Start of GIVEN INFORMATION

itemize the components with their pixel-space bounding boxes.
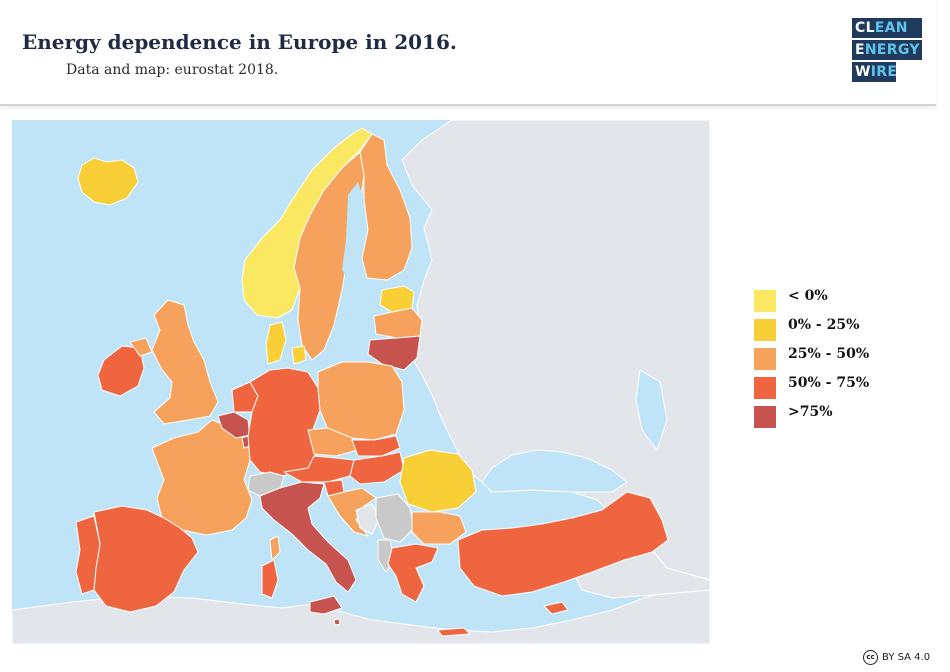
country-finland (359, 133, 413, 281)
legend-label: 0% - 25% (788, 317, 860, 333)
country-turkey (457, 491, 669, 597)
country-serbia-no-data (375, 493, 415, 543)
country-lithuania (367, 335, 421, 371)
country-poland (317, 361, 405, 441)
creative-commons-icon: cc (863, 650, 878, 665)
legend-label: < 0% (788, 288, 828, 304)
legend-label: 25% - 50% (788, 346, 870, 362)
license-text: BY SA 4.0 (882, 652, 931, 663)
logo-line-clean: CLEAN (852, 18, 922, 38)
country-denmark (265, 321, 287, 365)
country-malta (333, 618, 341, 626)
country-slovakia (351, 435, 401, 457)
license-badge[interactable]: cc BY SA 4.0 (863, 650, 930, 665)
country-portugal (75, 515, 101, 595)
country-latvia (373, 307, 423, 339)
legend-label: 50% - 75% (788, 375, 870, 391)
country-france (151, 419, 253, 536)
country-crete (437, 627, 471, 637)
country-germany (247, 367, 321, 477)
country-northern-ireland (129, 337, 153, 357)
clean-energy-wire-logo[interactable]: CLEAN ENERGY WIRE (852, 18, 922, 84)
country-bosnia-no-data (355, 503, 381, 535)
page-subtitle: Data and map: eurostat 2018. (66, 62, 279, 78)
caspian-sea (635, 369, 668, 451)
gulf-of-bothnia (342, 182, 364, 280)
logo-line-wire: WIRE (852, 62, 897, 82)
country-greece (387, 543, 439, 603)
legend-label: >75% (788, 404, 833, 420)
europe-map (12, 120, 710, 644)
black-sea (481, 449, 628, 493)
legend-swatch (754, 319, 776, 341)
country-iceland (77, 157, 139, 206)
country-estonia (379, 285, 415, 313)
country-italy (259, 481, 357, 593)
country-sardinia (261, 559, 279, 599)
country-corsica (269, 535, 281, 561)
country-romania (399, 449, 477, 513)
page-title: Energy dependence in Europe in 2016. (22, 30, 457, 54)
legend-swatch (754, 348, 776, 370)
country-united-kingdom (151, 299, 219, 425)
country-bulgaria (411, 511, 467, 545)
country-sicily (309, 595, 343, 615)
legend-swatch (754, 377, 776, 399)
header: Energy dependence in Europe in 2016. Dat… (0, 0, 936, 106)
legend-swatch (754, 406, 776, 428)
country-hungary (349, 451, 405, 485)
country-cyprus (543, 601, 569, 615)
europe-map-svg (12, 120, 710, 644)
logo-line-energy: ENERGY (852, 40, 922, 60)
country-denmark-islands (291, 345, 307, 365)
legend-swatch (754, 290, 776, 312)
country-ireland (97, 345, 145, 397)
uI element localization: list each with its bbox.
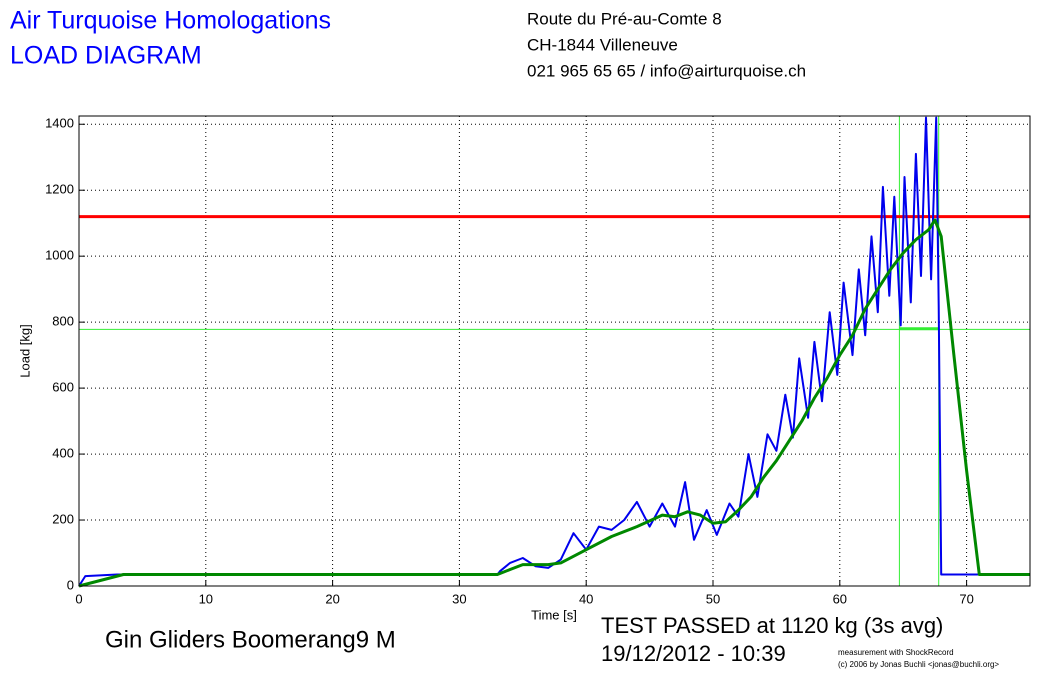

End of GIVEN INFORMATION

▶ **SHORT EXERCISE**
Locate every line in the entries above that contains the string "swatch", treating uppercase and lowercase as distinct, and copy each such line.

▶ **RESULT BELOW**
legend-swatch (754, 319, 776, 341)
legend-swatch (754, 348, 776, 370)
legend-swatch (754, 377, 776, 399)
legend-swatch (754, 406, 776, 428)
legend-swatch (754, 290, 776, 312)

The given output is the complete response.